Exercise details: From the listing below, select every line where the word "하나님의" appears.

Entries shown:
────

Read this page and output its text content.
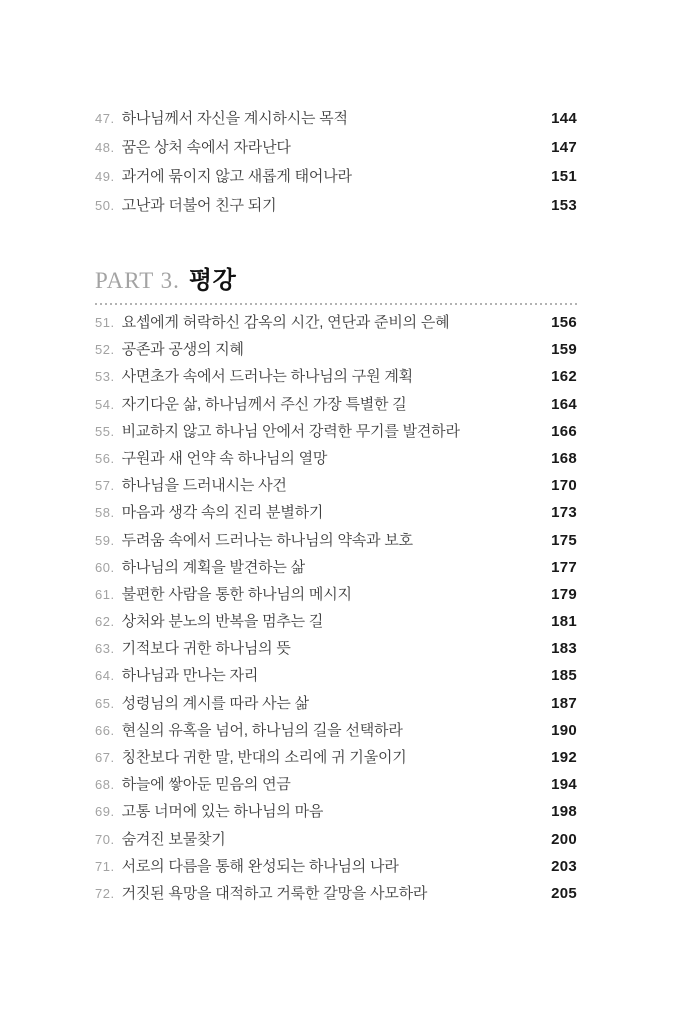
47. 하나님께서 자신을 계시하시는 목적	144
48. 꿈은 상처 속에서 자라난다	147
49. 과거에 묶이지 않고 새롭게 태어나라	151
50. 고난과 더불어 친구 되기	153
PART 3. 평강
51. 요셉에게 허락하신 감옥의 시간, 연단과 준비의 은혜	156
52. 공존과 공생의 지혜	159
53. 사면초가 속에서 드러나는 하나님의 구원 계획	162
54. 자기다운 삶, 하나님께서 주신 가장 특별한 길	164
55. 비교하지 않고 하나님 안에서 강력한 무기를 발견하라	166
56. 구원과 새 언약 속 하나님의 열망	168
57. 하나님을 드러내시는 사건	170
58. 마음과 생각 속의 진리 분별하기	173
59. 두려움 속에서 드러나는 하나님의 약속과 보호	175
60. 하나님의 계획을 발견하는 삶	177
61. 불편한 사람을 통한 하나님의 메시지	179
62. 상처와 분노의 반복을 멈추는 길	181
63. 기적보다 귀한 하나님의 뜻	183
64. 하나님과 만나는 자리	185
65. 성령님의 계시를 따라 사는 삶	187
66. 현실의 유혹을 넘어, 하나님의 길을 선택하라	190
67. 칭찬보다 귀한 말, 반대의 소리에 귀 기울이기	192
68. 하늘에 쌓아둔 믿음의 연금	194
69. 고통 너머에 있는 하나님의 마음	198
70. 숨겨진 보물찾기	200
71. 서로의 다름을 통해 완성되는 하나님의 나라	203
72. 거짓된 욕망을 대적하고 거룩한 갈망을 사모하라	205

────

Correct output:
53. 사면초가 속에서 드러나는 하나님의 구원 계획	162
56. 구원과 새 언약 속 하나님의 열망	168
59. 두려움 속에서 드러나는 하나님의 약속과 보호	175
60. 하나님의 계획을 발견하는 삶	177
61. 불편한 사람을 통한 하나님의 메시지	179
63. 기적보다 귀한 하나님의 뜻	183
66. 현실의 유혹을 넘어, 하나님의 길을 선택하라	190
69. 고통 너머에 있는 하나님의 마음	198
71. 서로의 다름을 통해 완성되는 하나님의 나라	203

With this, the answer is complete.